Prompt:
Identify the lines that contain the string "subtitle" and copy all of them.

Records for the exercise:

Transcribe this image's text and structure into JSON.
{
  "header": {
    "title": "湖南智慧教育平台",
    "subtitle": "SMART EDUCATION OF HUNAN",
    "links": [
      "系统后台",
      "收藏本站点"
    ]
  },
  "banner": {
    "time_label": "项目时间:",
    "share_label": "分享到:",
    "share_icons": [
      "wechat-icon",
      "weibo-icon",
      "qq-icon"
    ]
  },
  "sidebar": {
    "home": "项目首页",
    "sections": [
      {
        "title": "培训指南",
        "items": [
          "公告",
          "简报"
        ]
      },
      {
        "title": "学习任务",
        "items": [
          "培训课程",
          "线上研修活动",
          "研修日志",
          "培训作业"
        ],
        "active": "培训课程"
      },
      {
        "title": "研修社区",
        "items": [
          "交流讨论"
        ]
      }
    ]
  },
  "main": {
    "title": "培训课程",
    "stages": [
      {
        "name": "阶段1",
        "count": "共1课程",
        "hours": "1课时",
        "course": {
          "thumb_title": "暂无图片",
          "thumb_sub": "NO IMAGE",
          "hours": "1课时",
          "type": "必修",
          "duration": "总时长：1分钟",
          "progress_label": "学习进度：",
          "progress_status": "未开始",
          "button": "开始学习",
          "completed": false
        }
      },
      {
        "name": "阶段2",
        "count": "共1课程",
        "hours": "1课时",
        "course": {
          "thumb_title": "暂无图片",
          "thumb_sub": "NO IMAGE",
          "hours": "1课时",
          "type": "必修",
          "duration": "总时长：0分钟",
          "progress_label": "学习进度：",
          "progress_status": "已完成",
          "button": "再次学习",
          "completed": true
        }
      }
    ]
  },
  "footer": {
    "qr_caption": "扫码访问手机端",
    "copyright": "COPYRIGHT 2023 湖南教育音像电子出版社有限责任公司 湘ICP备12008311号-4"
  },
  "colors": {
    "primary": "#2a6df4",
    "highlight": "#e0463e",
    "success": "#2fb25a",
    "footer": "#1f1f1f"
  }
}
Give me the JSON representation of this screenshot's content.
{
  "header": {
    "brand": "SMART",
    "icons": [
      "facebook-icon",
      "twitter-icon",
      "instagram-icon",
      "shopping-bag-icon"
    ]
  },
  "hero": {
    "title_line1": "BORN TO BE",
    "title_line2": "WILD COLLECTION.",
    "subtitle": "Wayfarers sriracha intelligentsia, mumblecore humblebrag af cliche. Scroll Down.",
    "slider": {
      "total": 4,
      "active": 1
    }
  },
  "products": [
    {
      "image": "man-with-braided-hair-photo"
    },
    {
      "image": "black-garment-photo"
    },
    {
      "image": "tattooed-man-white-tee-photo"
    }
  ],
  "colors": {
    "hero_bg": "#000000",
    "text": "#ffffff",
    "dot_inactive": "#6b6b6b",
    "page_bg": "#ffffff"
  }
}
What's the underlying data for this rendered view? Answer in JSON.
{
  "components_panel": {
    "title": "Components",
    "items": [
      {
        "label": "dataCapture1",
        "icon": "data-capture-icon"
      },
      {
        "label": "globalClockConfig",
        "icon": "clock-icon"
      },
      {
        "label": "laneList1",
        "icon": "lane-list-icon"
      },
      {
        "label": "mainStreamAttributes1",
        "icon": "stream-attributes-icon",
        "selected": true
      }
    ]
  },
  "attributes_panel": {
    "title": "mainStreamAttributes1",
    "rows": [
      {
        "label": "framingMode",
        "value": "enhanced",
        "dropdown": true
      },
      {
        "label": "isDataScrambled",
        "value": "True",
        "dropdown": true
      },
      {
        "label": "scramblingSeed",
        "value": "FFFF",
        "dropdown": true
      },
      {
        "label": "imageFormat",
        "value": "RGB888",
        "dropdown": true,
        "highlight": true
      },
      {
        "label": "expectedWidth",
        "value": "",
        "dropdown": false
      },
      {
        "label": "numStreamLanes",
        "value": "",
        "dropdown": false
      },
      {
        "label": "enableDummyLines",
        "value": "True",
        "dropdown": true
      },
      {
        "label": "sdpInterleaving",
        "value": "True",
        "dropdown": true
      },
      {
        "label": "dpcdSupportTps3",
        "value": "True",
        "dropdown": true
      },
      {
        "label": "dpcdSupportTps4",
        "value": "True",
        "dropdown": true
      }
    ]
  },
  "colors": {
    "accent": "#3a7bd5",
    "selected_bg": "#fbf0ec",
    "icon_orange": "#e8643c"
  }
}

Complete output:
    "subtitle": "SMART EDUCATION OF HUNAN",
    "subtitle": "Wayfarers sriracha intelligentsia, mumblecore humblebrag af cliche. Scroll Down.",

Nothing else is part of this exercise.